▶ **Fragmento del texto**:
=======

En junio de 1998 fui convocado a mi primera entrevista de trabajo. Con mi reciente licenciatura en psicología bajo el brazo y mi sonrisa más ingenua en el rostro me encaminé al hotel donde me habían citado. Seguramente me espera el director general de la compañía, pensé, que quiere conocer a su joven promesa. En mi mente ya se proyectaba una película en la que el trajeado señor X me escuchaba atentamente, admirando profundamente mis logros y riendo a carcajada limpia mis bromas, para luego darme una palmada en el hombro y decirme:

—Hijo, bienvenido a bordo. ¡Esperamos grandes cosas de usted!

Esta ensoñación se desvaneció justo a tiempo para percatarme de que otros 200 candidatos habían sido citados en el mismo hotel que yo, lo cual me sumió por momentos en una considerable crisis de autoestima. A pesar de eso, y todavía no sé cómo, superé la primera criba y fui, entonces sí, citado para una entrevista personal.
No sólo recuperé la esperanza, sino que mis ilusiones se vieron alentadas por haber superado la primera prueba. Si iba a sentarme cara a cara con el trajeado señor X, tenía que estar a la altura de las circunstancias. En una empresa como aquella seguro que se miraba mucho la imagen personal. Por eso cogí mi mejor uniforme de camarero y, ensanchando al máximo los límites de la palabra conjuntar, le incorporé una chaqueta y una corbata prestadas por mi padre.
Lo primero que hizo el tío en vaqueros y polo que me abrió la puerta fue mirarme de arriba abajo como preguntándose: «y éste de dónde sale».

=======

▶ **Material proporcionado**:

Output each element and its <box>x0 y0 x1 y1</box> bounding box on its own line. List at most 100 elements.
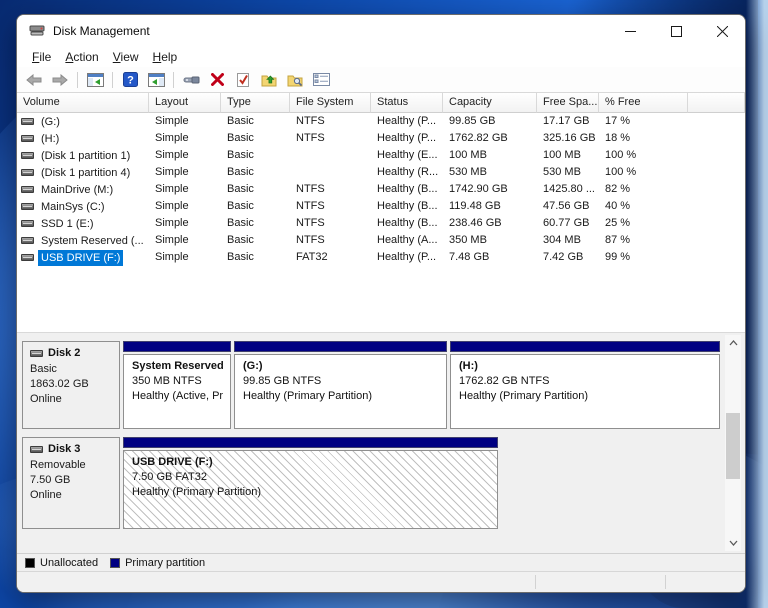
volume-cell: MainDrive (M:) <box>17 181 149 198</box>
disk-2-kind: Basic <box>30 363 57 375</box>
disk-graphical-view: Disk 2 Basic 1863.02 GB Online System Re… <box>17 333 745 553</box>
disk-icon <box>30 349 43 357</box>
volume-cell: MainSys (C:) <box>17 198 149 215</box>
disk-2-state: Online <box>30 393 62 405</box>
desktop: { "window": { "title": "Disk Management"… <box>0 0 768 608</box>
scrollbar-thumb[interactable] <box>726 413 740 479</box>
drive-icon <box>21 186 34 193</box>
table-row[interactable]: MainSys (C:) Simple Basic NTFS Healthy (… <box>17 198 745 215</box>
drive-icon <box>21 220 34 227</box>
table-row[interactable]: SSD 1 (E:) Simple Basic NTFS Healthy (B.… <box>17 215 745 232</box>
delete-volume-icon[interactable] <box>206 70 228 90</box>
vertical-scrollbar[interactable] <box>725 335 741 551</box>
toolbar-separator <box>173 71 174 88</box>
partition-usb-drive-selected[interactable]: USB DRIVE (F:) 7.50 GB FAT32 Healthy (Pr… <box>123 437 498 529</box>
selected-volume-label: USB DRIVE (F:) <box>38 249 124 266</box>
column-header-capacity[interactable]: Capacity <box>443 93 537 113</box>
table-row[interactable]: System Reserved (... Simple Basic NTFS H… <box>17 232 745 249</box>
disk-2-name: Disk 2 <box>30 347 113 359</box>
selected-partition-body: USB DRIVE (F:) 7.50 GB FAT32 Healthy (Pr… <box>123 450 498 529</box>
column-header-volume[interactable]: Volume <box>17 93 149 113</box>
action-pane-icon[interactable] <box>145 70 167 90</box>
back-icon[interactable] <box>23 70 45 90</box>
table-row[interactable]: (H:) Simple Basic NTFS Healthy (P... 176… <box>17 130 745 147</box>
primary-partition-swatch <box>110 557 121 568</box>
statusbar-divider <box>535 575 536 589</box>
volume-cell: (G:) <box>17 113 149 130</box>
volume-cell: (H:) <box>17 130 149 147</box>
console-tree-icon[interactable] <box>84 70 106 90</box>
help-icon[interactable]: ? <box>119 70 141 90</box>
primary-partition-bar <box>234 341 447 352</box>
explore-folder-icon[interactable] <box>284 70 306 90</box>
volume-cell: (Disk 1 partition 4) <box>17 164 149 181</box>
volume-cell: (Disk 1 partition 1) <box>17 147 149 164</box>
column-header-free-space[interactable]: Free Spa... <box>537 93 599 113</box>
column-header-type[interactable]: Type <box>221 93 290 113</box>
table-row[interactable]: MainDrive (M:) Simple Basic NTFS Healthy… <box>17 181 745 198</box>
partition-h[interactable]: (H:) 1762.82 GB NTFS Healthy (Primary Pa… <box>450 341 720 429</box>
disk-3-label-panel[interactable]: Disk 3 Removable 7.50 GB Online <box>22 437 120 529</box>
disk-icon <box>30 445 43 453</box>
mark-active-icon[interactable] <box>232 70 254 90</box>
menu-help[interactable]: Help <box>146 48 185 66</box>
status-bar <box>17 571 745 592</box>
window-title: Disk Management <box>53 24 150 38</box>
table-row[interactable]: (Disk 1 partition 1) Simple Basic Health… <box>17 147 745 164</box>
titlebar[interactable]: Disk Management <box>17 15 745 47</box>
close-button[interactable] <box>699 15 745 47</box>
menu-file[interactable]: File <box>25 48 58 66</box>
change-drive-letter-icon[interactable] <box>180 70 202 90</box>
disk-3-partitions: USB DRIVE (F:) 7.50 GB FAT32 Healthy (Pr… <box>123 437 498 529</box>
column-header-file-system[interactable]: File System <box>290 93 371 113</box>
disk-2-label-panel[interactable]: Disk 2 Basic 1863.02 GB Online <box>22 341 120 429</box>
table-row[interactable]: (G:) Simple Basic NTFS Healthy (P... 99.… <box>17 113 745 130</box>
legend-primary-partition: Primary partition <box>110 557 205 569</box>
drive-icon <box>21 237 34 244</box>
open-folder-icon[interactable] <box>258 70 280 90</box>
disk-3-kind: Removable <box>30 459 86 471</box>
column-header-blank <box>688 93 745 113</box>
partition-system-reserved[interactable]: System Reserved 350 MB NTFS Healthy (Act… <box>123 341 231 429</box>
properties-icon[interactable] <box>310 70 332 90</box>
legend-unallocated: Unallocated <box>25 557 98 569</box>
scroll-up-icon[interactable] <box>725 335 741 351</box>
statusbar-divider <box>665 575 666 589</box>
primary-partition-bar <box>123 341 231 352</box>
disk-3-size: 7.50 GB <box>30 474 71 486</box>
partition-g[interactable]: (G:) 99.85 GB NTFS Healthy (Primary Part… <box>234 341 447 429</box>
disk-2-size: 1863.02 GB <box>30 378 89 390</box>
menu-view[interactable]: View <box>106 48 146 66</box>
forward-icon[interactable] <box>49 70 71 90</box>
toolbar: ? <box>17 67 745 93</box>
disk-3-name: Disk 3 <box>30 443 113 455</box>
column-header-layout[interactable]: Layout <box>149 93 221 113</box>
app-icon <box>29 23 45 40</box>
maximize-button[interactable] <box>653 15 699 47</box>
primary-partition-bar <box>450 341 720 352</box>
svg-text:?: ? <box>127 75 134 87</box>
menu-action[interactable]: Action <box>58 48 105 66</box>
disk-2-partitions: System Reserved 350 MB NTFS Healthy (Act… <box>123 341 720 429</box>
disk-3-block: Disk 3 Removable 7.50 GB Online USB DRIV… <box>22 437 721 529</box>
menubar: File Action View Help <box>17 47 745 67</box>
drive-icon <box>21 169 34 176</box>
wallpaper-shape <box>746 0 768 608</box>
drive-icon <box>21 254 34 261</box>
drive-icon <box>21 152 34 159</box>
window-controls <box>607 15 745 47</box>
drive-icon <box>21 203 34 210</box>
column-header-status[interactable]: Status <box>371 93 443 113</box>
disk-2-block: Disk 2 Basic 1863.02 GB Online System Re… <box>22 341 721 429</box>
unallocated-swatch <box>25 557 35 568</box>
minimize-button[interactable] <box>607 15 653 47</box>
scroll-down-icon[interactable] <box>725 535 741 551</box>
legend-bar: Unallocated Primary partition <box>17 553 745 571</box>
volume-cell: USB DRIVE (F:) <box>17 249 149 266</box>
column-header-pct-free[interactable]: % Free <box>599 93 688 113</box>
primary-partition-bar <box>123 437 498 448</box>
volume-list: Volume Layout Type File System Status Ca… <box>17 93 745 333</box>
disk-3-state: Online <box>30 489 62 501</box>
table-row-selected[interactable]: USB DRIVE (F:) Simple Basic FAT32 Health… <box>17 249 745 266</box>
table-row[interactable]: (Disk 1 partition 4) Simple Basic Health… <box>17 164 745 181</box>
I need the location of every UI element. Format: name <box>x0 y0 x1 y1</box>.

=======

▶ **Objetivos**:
1. Según el fragmento del texto, ¿en qué mes y año llegó la convocatoria a la primera entrevista de trabajo?
2. Reescriba como lista numerada, sin líneas en blanco, las líneas del listado que van desde la que contiene "volume-cell: MainDrive (M:)" hasta la que contiene "volume-cell: MainSys (C:)", ambas incluidas.

▶ **Respuestas en orden**:
1. En junio de 1998.

2.
1. volume-cell: MainDrive (M:) <box>17 181 149 198</box>
2. disk-2-kind: Basic <box>30 363 57 375</box>
3. disk-graphical-view: Disk 2 Basic 1863.02 GB Online System Re… <box>17 333 745 553</box>
4. disk-icon <box>30 349 43 357</box>
5. volume-cell: MainSys (C:) <box>17 198 149 215</box>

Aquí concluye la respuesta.